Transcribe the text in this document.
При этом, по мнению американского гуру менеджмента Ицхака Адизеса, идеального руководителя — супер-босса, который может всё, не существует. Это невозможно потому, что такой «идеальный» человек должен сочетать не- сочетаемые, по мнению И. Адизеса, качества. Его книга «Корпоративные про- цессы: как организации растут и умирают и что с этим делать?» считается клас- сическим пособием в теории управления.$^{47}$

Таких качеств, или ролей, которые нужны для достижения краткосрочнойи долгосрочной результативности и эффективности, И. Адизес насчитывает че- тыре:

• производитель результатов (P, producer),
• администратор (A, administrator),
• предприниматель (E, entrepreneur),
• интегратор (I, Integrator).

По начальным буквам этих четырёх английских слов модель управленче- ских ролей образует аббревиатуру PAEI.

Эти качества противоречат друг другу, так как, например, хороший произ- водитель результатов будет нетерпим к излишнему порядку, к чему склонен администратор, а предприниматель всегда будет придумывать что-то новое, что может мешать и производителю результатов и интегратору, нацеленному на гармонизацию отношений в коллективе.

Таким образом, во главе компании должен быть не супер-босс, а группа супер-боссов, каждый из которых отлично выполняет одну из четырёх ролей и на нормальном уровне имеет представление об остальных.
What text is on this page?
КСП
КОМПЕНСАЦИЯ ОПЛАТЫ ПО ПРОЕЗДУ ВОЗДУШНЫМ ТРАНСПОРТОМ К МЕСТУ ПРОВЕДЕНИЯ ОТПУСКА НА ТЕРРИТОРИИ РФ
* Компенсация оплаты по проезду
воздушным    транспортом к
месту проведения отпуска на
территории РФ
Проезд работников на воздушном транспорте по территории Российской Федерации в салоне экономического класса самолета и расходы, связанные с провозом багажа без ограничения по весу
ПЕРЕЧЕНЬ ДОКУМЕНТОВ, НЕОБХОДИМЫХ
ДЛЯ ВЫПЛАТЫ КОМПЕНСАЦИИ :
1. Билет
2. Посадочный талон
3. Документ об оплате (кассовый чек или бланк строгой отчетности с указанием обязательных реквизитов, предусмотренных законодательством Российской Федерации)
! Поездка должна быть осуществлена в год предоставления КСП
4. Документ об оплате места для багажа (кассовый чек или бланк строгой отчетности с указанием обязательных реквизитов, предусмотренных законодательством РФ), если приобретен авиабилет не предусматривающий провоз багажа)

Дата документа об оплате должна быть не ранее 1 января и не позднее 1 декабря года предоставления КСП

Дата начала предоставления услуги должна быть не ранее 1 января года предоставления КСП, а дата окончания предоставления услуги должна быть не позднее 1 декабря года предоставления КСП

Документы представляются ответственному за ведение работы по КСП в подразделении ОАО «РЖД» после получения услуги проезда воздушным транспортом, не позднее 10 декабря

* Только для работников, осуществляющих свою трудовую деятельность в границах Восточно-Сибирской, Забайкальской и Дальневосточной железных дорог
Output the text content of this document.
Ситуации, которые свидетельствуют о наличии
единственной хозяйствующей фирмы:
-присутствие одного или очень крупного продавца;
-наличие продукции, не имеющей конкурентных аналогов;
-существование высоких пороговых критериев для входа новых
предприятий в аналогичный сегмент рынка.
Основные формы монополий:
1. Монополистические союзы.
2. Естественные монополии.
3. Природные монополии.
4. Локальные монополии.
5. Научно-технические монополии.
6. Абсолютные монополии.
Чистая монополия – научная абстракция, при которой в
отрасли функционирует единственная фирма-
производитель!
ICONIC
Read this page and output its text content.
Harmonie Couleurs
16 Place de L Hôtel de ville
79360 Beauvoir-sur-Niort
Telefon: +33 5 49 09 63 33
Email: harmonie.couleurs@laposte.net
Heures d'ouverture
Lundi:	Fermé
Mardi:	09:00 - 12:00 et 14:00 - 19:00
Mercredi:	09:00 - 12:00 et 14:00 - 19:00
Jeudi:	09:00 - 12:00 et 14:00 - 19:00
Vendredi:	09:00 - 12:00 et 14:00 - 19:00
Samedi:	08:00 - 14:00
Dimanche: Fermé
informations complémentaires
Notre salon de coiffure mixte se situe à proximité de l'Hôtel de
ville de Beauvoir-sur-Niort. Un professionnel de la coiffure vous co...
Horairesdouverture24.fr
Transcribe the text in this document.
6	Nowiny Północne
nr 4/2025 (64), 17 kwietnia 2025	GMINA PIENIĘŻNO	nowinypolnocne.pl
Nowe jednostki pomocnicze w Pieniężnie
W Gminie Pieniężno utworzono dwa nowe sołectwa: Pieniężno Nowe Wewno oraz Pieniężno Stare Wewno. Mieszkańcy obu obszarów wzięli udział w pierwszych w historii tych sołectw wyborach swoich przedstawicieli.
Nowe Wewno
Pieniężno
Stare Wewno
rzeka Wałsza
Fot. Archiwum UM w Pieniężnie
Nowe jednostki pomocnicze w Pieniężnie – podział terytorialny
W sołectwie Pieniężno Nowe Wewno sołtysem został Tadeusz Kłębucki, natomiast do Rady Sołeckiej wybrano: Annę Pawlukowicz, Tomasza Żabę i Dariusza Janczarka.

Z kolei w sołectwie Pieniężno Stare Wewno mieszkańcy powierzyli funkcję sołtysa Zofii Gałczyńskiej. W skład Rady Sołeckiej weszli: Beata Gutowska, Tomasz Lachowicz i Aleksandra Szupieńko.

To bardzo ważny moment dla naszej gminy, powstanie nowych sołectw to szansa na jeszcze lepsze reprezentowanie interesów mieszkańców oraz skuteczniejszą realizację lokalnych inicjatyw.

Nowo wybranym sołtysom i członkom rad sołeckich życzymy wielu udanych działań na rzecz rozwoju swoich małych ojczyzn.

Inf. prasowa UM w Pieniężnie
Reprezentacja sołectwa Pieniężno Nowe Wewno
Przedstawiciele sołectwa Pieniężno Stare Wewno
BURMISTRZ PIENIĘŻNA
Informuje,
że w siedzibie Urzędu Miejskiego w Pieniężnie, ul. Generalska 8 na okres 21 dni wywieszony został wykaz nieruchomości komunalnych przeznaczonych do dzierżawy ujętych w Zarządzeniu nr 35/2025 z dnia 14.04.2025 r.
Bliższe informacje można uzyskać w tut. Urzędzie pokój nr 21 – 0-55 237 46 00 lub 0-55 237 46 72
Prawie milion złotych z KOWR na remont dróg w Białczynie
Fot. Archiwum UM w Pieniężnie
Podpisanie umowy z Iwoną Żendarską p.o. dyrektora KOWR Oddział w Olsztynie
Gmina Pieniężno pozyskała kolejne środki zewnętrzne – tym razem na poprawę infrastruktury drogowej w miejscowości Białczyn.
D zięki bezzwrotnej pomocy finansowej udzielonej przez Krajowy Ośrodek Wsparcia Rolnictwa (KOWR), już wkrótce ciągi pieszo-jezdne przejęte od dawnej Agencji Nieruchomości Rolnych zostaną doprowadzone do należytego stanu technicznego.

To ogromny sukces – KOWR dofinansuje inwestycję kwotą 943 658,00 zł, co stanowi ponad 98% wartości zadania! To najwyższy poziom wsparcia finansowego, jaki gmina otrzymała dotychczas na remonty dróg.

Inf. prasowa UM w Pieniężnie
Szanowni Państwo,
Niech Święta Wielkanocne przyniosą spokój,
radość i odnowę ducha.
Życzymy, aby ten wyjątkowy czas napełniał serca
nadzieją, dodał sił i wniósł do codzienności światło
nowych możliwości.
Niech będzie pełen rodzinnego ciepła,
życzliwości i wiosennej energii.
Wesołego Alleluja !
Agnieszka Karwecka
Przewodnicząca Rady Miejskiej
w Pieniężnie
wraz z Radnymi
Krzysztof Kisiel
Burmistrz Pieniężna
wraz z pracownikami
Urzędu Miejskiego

- **AIM OF THE EXERCISE**
Filter the listing above by the word "Beauvoir"; copy each line that passes.

- **PROBLEM SOLUTION**
79360 Beauvoir-sur-Niort
ville de Beauvoir-sur-Niort. Un professionnel de la coiffure vous co...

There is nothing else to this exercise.